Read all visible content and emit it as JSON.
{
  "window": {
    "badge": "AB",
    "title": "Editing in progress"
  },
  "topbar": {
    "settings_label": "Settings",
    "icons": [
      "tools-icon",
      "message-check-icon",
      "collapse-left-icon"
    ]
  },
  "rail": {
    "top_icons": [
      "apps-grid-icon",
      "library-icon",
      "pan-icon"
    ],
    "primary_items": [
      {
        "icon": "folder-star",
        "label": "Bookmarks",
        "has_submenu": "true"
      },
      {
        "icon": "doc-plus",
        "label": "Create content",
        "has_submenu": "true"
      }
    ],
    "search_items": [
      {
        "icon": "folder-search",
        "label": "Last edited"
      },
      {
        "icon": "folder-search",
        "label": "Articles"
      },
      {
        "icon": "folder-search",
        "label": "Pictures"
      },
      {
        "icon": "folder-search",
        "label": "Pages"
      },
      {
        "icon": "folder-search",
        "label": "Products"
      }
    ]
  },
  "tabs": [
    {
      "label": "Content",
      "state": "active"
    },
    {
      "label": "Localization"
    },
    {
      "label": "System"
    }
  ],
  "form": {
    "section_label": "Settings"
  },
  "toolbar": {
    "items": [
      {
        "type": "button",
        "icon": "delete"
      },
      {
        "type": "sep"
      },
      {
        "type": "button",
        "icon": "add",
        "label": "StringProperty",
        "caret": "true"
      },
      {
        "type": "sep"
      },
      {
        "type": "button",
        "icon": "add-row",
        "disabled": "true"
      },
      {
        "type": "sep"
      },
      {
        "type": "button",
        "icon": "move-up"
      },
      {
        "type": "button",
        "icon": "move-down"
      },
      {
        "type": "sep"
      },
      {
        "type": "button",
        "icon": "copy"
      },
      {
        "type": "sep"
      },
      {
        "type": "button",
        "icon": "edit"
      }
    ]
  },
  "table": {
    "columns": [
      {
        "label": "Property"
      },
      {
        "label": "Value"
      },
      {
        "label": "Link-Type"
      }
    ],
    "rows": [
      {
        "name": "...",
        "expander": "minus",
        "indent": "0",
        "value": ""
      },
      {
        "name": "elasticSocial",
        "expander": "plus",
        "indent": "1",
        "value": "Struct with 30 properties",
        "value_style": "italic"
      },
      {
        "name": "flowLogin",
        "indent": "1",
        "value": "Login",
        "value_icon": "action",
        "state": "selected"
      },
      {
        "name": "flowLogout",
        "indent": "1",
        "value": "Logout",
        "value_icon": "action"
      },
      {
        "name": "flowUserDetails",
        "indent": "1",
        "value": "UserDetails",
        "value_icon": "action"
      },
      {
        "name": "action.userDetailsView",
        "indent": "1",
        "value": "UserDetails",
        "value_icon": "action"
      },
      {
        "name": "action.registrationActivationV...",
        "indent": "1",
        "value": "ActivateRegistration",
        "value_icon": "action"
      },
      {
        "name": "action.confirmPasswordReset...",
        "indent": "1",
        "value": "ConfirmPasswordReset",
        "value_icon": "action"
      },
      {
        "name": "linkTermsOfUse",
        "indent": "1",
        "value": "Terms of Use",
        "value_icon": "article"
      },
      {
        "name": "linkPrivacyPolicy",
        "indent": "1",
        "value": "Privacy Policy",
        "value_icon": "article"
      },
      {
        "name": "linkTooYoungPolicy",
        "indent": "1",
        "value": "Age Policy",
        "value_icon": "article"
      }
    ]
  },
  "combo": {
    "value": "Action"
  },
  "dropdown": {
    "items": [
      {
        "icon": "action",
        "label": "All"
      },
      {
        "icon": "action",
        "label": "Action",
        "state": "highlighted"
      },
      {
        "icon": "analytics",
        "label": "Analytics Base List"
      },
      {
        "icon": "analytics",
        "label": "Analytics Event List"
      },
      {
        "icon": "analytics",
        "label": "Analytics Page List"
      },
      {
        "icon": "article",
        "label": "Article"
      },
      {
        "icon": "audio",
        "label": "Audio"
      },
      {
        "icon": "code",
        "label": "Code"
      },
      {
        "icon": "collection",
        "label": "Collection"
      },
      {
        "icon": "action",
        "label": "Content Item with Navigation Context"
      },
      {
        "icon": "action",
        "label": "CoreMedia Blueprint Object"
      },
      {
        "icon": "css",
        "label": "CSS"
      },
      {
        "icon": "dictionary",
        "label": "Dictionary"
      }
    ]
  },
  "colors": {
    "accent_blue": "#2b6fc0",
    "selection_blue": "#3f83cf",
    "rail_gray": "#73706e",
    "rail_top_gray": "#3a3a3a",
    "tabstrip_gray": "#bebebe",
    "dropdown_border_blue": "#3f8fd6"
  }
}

= = = =

Copy every line above that holds the word "List".

        "label": "Analytics Base List"
        "label": "Analytics Event List"
        "label": "Analytics Page List"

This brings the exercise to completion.